Problem details:
Gather all lines from the material that contain the word "solid".

Dataset items:
***

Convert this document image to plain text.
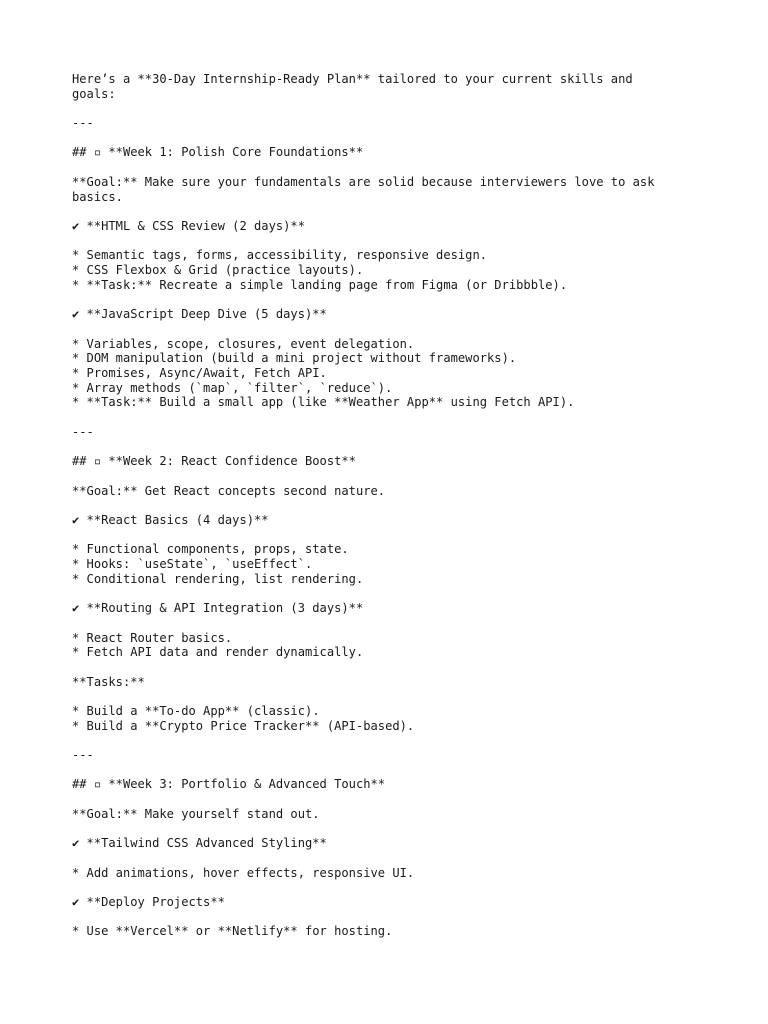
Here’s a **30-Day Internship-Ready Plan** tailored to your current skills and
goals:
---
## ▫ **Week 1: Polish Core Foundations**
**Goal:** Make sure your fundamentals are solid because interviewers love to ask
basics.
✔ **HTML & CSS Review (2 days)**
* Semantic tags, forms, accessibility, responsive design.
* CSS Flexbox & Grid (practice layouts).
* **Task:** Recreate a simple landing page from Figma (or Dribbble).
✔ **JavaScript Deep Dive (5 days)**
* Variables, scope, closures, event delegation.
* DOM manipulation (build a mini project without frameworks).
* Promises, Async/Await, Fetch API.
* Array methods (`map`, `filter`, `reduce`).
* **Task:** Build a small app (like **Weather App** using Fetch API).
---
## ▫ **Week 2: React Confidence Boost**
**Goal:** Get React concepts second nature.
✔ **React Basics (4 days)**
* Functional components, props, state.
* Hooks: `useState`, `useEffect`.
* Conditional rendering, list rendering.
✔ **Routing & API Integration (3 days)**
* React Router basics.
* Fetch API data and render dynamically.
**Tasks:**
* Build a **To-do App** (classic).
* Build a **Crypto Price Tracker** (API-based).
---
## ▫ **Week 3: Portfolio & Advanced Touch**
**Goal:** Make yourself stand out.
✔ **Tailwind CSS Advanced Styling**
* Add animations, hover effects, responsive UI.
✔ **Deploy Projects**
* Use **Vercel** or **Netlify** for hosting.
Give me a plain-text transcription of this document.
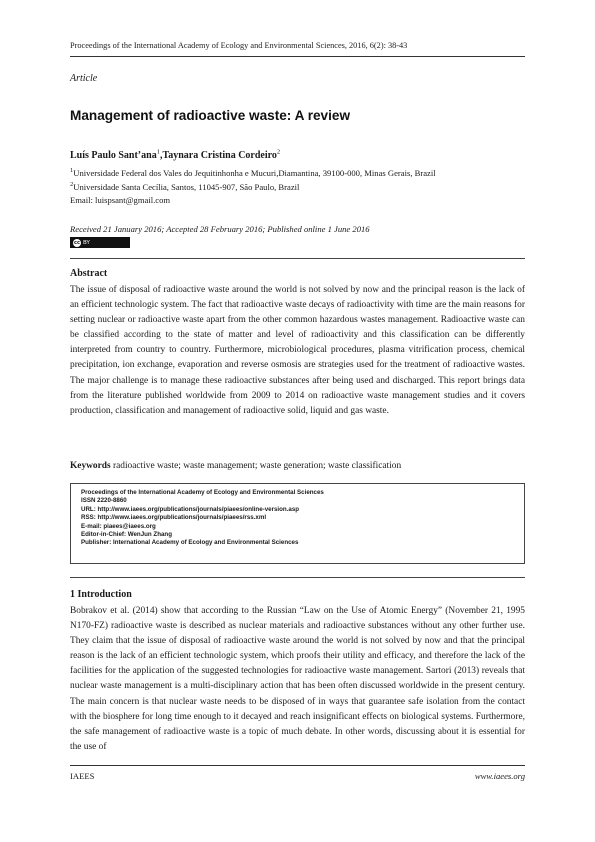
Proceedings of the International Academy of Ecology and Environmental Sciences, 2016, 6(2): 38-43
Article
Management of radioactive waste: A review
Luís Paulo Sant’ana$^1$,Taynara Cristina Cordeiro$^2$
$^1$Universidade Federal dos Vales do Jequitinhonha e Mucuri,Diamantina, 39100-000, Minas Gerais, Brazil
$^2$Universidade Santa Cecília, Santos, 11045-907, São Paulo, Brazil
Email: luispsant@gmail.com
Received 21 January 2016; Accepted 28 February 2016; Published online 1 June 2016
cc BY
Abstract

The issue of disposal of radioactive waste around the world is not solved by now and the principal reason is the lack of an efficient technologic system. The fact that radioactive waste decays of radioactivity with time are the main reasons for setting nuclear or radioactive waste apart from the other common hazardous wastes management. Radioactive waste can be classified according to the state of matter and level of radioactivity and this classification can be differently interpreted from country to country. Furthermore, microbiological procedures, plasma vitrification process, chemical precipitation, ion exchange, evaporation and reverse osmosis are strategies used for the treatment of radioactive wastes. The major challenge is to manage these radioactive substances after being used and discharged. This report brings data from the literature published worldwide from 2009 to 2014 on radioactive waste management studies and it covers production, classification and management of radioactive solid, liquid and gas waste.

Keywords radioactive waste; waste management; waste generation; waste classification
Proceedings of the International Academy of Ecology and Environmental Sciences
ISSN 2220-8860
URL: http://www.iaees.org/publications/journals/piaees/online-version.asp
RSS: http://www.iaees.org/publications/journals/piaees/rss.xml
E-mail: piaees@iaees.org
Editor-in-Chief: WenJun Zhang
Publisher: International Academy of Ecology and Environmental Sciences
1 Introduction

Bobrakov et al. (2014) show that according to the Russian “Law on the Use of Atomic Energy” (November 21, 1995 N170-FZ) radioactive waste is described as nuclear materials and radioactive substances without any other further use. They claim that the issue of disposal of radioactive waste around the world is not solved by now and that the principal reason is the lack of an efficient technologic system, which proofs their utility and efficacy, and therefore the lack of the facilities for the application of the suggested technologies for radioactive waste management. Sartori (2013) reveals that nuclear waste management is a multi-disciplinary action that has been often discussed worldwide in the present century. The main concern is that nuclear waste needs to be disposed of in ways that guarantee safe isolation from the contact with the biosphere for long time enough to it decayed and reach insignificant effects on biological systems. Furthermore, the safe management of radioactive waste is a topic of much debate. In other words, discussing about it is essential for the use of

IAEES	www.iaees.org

***

Finished task:
**Goal:** Make sure your fundamentals are solid because interviewers love to ask
The issue of disposal of radioactive waste around the world is not solved by now and the principal reason is the lack of an efficient technologic system. The fact that radioactive waste decays of radioactivity with time are the main reasons for setting nuclear or radioactive waste apart from the other common hazardous wastes management. Radioactive waste can be classified according to the state of matter and level of radioactivity and this classification can be differently interpreted from country to country. Furthermore, microbiological procedures, plasma vitrification process, chemical precipitation, ion exchange, evaporation and reverse osmosis are strategies used for the treatment of radioactive wastes. The major challenge is to manage these radioactive substances after being used and discharged. This report brings data from the literature published worldwide from 2009 to 2014 on radioactive waste management studies and it covers production, classification and management of radioactive solid, liquid and gas waste.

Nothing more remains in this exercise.